### Exercise description
Your answer should be a single number: the count of lines in the material below that hold "фона".

### Materials provided
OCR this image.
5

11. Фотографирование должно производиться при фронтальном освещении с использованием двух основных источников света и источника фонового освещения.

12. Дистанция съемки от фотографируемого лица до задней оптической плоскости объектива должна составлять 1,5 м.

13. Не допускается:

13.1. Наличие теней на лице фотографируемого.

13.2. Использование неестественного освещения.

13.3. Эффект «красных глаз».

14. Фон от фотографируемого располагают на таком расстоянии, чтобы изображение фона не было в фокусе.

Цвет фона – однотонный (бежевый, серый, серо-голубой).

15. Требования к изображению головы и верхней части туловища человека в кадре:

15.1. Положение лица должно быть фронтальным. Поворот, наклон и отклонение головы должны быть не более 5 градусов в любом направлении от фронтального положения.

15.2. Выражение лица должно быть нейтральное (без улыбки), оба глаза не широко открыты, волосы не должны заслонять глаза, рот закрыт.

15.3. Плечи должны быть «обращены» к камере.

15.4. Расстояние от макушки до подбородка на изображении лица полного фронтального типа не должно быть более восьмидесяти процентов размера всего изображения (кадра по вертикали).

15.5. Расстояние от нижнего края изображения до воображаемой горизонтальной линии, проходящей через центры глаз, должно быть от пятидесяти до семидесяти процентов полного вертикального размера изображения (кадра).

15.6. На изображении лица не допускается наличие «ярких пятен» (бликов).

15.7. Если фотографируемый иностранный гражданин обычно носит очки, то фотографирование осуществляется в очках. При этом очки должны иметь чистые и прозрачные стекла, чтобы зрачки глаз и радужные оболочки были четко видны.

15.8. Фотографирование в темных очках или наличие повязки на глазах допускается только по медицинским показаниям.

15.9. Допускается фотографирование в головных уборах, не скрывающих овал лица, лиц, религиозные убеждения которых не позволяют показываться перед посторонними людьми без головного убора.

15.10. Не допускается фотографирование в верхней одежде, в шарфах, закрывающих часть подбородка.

### Solution to the exercise
2